**Work order:**
Go through the records below and tally the lines that include "Education". Answer with the number only.

**Dataset content:**
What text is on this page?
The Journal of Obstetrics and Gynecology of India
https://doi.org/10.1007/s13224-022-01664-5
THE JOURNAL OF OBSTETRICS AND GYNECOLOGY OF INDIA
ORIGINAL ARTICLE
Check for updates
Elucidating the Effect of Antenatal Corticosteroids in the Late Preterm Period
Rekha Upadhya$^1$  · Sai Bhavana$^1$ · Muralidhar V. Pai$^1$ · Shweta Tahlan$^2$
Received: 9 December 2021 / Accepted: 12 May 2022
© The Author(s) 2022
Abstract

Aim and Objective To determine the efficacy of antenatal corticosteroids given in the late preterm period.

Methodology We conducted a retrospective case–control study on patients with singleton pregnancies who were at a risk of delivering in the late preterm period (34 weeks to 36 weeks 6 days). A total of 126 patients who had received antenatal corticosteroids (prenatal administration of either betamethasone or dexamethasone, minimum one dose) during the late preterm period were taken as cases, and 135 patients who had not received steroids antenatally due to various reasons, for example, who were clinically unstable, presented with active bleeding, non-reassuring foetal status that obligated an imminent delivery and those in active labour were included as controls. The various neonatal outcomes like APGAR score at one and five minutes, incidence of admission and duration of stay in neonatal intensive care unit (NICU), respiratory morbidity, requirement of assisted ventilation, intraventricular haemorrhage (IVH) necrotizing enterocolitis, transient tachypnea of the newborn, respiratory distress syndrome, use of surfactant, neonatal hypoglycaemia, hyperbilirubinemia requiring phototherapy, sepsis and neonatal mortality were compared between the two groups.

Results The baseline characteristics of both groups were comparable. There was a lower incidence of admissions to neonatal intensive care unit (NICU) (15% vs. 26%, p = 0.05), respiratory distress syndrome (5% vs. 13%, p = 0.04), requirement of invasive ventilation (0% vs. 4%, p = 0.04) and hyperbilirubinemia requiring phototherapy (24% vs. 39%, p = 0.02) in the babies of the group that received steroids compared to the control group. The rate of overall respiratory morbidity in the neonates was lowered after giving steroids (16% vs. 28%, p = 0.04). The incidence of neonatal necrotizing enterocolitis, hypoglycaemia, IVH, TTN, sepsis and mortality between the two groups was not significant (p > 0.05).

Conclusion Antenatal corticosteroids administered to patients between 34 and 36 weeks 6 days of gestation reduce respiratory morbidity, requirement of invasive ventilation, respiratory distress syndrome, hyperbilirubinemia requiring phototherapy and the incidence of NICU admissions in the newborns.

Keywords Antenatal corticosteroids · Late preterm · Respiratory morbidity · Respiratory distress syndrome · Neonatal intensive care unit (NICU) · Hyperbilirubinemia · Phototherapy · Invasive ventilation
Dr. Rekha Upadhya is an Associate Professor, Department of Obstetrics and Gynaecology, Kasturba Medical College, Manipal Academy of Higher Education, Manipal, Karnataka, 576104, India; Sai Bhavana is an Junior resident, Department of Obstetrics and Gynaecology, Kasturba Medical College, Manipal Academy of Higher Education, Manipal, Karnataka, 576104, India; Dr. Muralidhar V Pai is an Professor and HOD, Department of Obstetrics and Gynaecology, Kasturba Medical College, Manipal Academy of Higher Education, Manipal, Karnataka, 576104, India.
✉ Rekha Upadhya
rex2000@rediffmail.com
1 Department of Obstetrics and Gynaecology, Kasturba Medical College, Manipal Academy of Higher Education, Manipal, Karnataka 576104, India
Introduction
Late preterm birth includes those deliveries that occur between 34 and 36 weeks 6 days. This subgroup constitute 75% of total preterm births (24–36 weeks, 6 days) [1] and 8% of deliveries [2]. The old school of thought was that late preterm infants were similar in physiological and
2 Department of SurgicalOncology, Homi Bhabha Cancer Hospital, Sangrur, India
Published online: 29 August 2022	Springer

**Solution to the problem:**
2